[[ PROVIDED DATA, beginning ]]
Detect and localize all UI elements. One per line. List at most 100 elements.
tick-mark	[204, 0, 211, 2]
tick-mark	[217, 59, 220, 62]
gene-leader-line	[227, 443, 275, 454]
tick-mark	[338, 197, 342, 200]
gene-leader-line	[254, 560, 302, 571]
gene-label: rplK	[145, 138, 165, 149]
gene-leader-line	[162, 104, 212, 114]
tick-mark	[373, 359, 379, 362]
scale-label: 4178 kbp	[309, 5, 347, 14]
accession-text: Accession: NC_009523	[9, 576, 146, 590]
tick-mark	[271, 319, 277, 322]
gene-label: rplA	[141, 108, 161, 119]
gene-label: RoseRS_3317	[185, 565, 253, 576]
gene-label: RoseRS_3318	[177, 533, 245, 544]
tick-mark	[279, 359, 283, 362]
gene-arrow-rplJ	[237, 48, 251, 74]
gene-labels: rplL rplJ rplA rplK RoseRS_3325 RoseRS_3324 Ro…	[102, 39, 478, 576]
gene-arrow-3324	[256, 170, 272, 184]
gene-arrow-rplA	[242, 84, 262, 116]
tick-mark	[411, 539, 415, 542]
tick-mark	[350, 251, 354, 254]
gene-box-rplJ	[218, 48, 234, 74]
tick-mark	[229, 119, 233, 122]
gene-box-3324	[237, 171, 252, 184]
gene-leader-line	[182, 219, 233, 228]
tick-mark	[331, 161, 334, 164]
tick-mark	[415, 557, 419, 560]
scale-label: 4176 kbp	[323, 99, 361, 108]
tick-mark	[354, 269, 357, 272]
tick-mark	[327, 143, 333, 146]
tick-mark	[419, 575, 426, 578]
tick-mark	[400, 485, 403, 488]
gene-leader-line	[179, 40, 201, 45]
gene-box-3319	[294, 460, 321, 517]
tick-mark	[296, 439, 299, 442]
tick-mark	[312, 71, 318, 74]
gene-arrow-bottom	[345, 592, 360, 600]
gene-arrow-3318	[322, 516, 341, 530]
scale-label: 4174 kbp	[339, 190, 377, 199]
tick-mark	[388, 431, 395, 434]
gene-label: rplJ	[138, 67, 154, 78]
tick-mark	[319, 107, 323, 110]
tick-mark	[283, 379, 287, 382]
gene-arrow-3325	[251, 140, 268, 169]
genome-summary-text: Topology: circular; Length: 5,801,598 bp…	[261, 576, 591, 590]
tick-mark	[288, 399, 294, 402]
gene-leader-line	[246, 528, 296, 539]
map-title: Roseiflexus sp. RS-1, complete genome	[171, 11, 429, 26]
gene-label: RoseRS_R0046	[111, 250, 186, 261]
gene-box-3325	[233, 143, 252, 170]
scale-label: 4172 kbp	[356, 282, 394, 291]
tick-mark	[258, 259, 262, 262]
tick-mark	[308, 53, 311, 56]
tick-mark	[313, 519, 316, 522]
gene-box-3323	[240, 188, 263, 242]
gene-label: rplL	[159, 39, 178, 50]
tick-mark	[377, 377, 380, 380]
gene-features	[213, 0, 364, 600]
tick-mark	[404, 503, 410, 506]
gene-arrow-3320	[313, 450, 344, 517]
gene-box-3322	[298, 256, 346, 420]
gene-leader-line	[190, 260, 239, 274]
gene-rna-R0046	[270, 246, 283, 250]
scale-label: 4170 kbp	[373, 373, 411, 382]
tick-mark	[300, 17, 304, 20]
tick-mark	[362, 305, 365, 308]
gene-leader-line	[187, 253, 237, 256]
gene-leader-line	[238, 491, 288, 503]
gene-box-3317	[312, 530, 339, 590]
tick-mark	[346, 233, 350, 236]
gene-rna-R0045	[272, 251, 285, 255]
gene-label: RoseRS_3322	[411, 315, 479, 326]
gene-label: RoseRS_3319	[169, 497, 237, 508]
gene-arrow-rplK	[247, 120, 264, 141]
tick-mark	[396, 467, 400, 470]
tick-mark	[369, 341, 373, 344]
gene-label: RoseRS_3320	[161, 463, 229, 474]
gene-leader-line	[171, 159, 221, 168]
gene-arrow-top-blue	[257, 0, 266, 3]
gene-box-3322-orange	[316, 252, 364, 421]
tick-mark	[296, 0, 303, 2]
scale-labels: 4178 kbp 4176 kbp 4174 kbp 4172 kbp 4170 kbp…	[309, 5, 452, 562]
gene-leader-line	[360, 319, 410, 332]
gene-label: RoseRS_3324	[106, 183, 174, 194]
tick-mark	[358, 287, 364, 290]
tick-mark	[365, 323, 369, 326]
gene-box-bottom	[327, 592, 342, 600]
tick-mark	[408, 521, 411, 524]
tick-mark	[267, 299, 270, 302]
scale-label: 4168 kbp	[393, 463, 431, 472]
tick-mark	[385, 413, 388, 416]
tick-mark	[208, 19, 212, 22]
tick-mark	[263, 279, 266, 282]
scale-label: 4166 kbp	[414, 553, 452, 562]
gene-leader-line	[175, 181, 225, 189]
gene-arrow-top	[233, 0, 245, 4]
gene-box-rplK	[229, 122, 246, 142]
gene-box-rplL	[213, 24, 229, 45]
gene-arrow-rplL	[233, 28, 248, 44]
[[ PROVIDED DATA, end ]]
| WHAT THIS TASK INVOLVES |
Restate each record above exactly, leaving nothing out.

| ANSWER FOR THE TASK |
Detect and localize all UI elements. One per line. List at most 100 elements.
tick-mark	[204, 0, 211, 2]
tick-mark	[217, 59, 220, 62]
gene-leader-line	[227, 443, 275, 454]
tick-mark	[338, 197, 342, 200]
gene-leader-line	[254, 560, 302, 571]
gene-label: rplK	[145, 138, 165, 149]
gene-leader-line	[162, 104, 212, 114]
tick-mark	[373, 359, 379, 362]
scale-label: 4178 kbp	[309, 5, 347, 14]
accession-text: Accession: NC_009523	[9, 576, 146, 590]
tick-mark	[271, 319, 277, 322]
gene-label: rplA	[141, 108, 161, 119]
gene-label: RoseRS_3317	[185, 565, 253, 576]
gene-label: RoseRS_3318	[177, 533, 245, 544]
tick-mark	[279, 359, 283, 362]
gene-arrow-rplJ	[237, 48, 251, 74]
gene-labels: rplL rplJ rplA rplK RoseRS_3325 RoseRS_3324 Ro…	[102, 39, 478, 576]
gene-arrow-3324	[256, 170, 272, 184]
gene-arrow-rplA	[242, 84, 262, 116]
tick-mark	[411, 539, 415, 542]
tick-mark	[350, 251, 354, 254]
gene-box-rplJ	[218, 48, 234, 74]
tick-mark	[229, 119, 233, 122]
gene-box-3324	[237, 171, 252, 184]
gene-leader-line	[182, 219, 233, 228]
tick-mark	[331, 161, 334, 164]
tick-mark	[415, 557, 419, 560]
scale-label: 4176 kbp	[323, 99, 361, 108]
tick-mark	[354, 269, 357, 272]
tick-mark	[327, 143, 333, 146]
tick-mark	[419, 575, 426, 578]
tick-mark	[400, 485, 403, 488]
gene-leader-line	[179, 40, 201, 45]
gene-box-3319	[294, 460, 321, 517]
tick-mark	[296, 439, 299, 442]
tick-mark	[312, 71, 318, 74]
gene-arrow-bottom	[345, 592, 360, 600]
gene-arrow-3318	[322, 516, 341, 530]
scale-label: 4174 kbp	[339, 190, 377, 199]
tick-mark	[388, 431, 395, 434]
gene-label: rplJ	[138, 67, 154, 78]
tick-mark	[319, 107, 323, 110]
tick-mark	[283, 379, 287, 382]
gene-arrow-3325	[251, 140, 268, 169]
genome-summary-text: Topology: circular; Length: 5,801,598 bp…	[261, 576, 591, 590]
tick-mark	[288, 399, 294, 402]
gene-leader-line	[246, 528, 296, 539]
map-title: Roseiflexus sp. RS-1, complete genome	[171, 11, 429, 26]
gene-label: RoseRS_R0046	[111, 250, 186, 261]
gene-box-3325	[233, 143, 252, 170]
scale-label: 4172 kbp	[356, 282, 394, 291]
tick-mark	[258, 259, 262, 262]
tick-mark	[308, 53, 311, 56]
tick-mark	[313, 519, 316, 522]
gene-box-3323	[240, 188, 263, 242]
gene-label: rplL	[159, 39, 178, 50]
tick-mark	[377, 377, 380, 380]
gene-features	[213, 0, 364, 600]
tick-mark	[404, 503, 410, 506]
gene-arrow-3320	[313, 450, 344, 517]
gene-box-3322	[298, 256, 346, 420]
gene-leader-line	[190, 260, 239, 274]
gene-rna-R0046	[270, 246, 283, 250]
scale-label: 4170 kbp	[373, 373, 411, 382]
tick-mark	[300, 17, 304, 20]
tick-mark	[362, 305, 365, 308]
gene-leader-line	[187, 253, 237, 256]
gene-leader-line	[238, 491, 288, 503]
gene-box-3317	[312, 530, 339, 590]
tick-mark	[346, 233, 350, 236]
gene-rna-R0045	[272, 251, 285, 255]
gene-label: RoseRS_3322	[411, 315, 479, 326]
gene-label: RoseRS_3319	[169, 497, 237, 508]
gene-arrow-rplK	[247, 120, 264, 141]
tick-mark	[396, 467, 400, 470]
tick-mark	[369, 341, 373, 344]
gene-label: RoseRS_3320	[161, 463, 229, 474]
gene-leader-line	[171, 159, 221, 168]
gene-arrow-top-blue	[257, 0, 266, 3]
gene-box-3322-orange	[316, 252, 364, 421]
tick-mark	[296, 0, 303, 2]
scale-labels: 4178 kbp 4176 kbp 4174 kbp 4172 kbp 4170 kbp…	[309, 5, 452, 562]
gene-leader-line	[360, 319, 410, 332]
gene-label: RoseRS_3324	[106, 183, 174, 194]
tick-mark	[358, 287, 364, 290]
tick-mark	[365, 323, 369, 326]
gene-box-bottom	[327, 592, 342, 600]
tick-mark	[408, 521, 411, 524]
tick-mark	[267, 299, 270, 302]
scale-label: 4168 kbp	[393, 463, 431, 472]
tick-mark	[385, 413, 388, 416]
tick-mark	[208, 19, 212, 22]
tick-mark	[263, 279, 266, 282]
scale-label: 4166 kbp	[414, 553, 452, 562]
gene-leader-line	[175, 181, 225, 189]
gene-arrow-top	[233, 0, 245, 4]
gene-box-rplK	[229, 122, 246, 142]
gene-box-rplL	[213, 24, 229, 45]
gene-arrow-rplL	[233, 28, 248, 44]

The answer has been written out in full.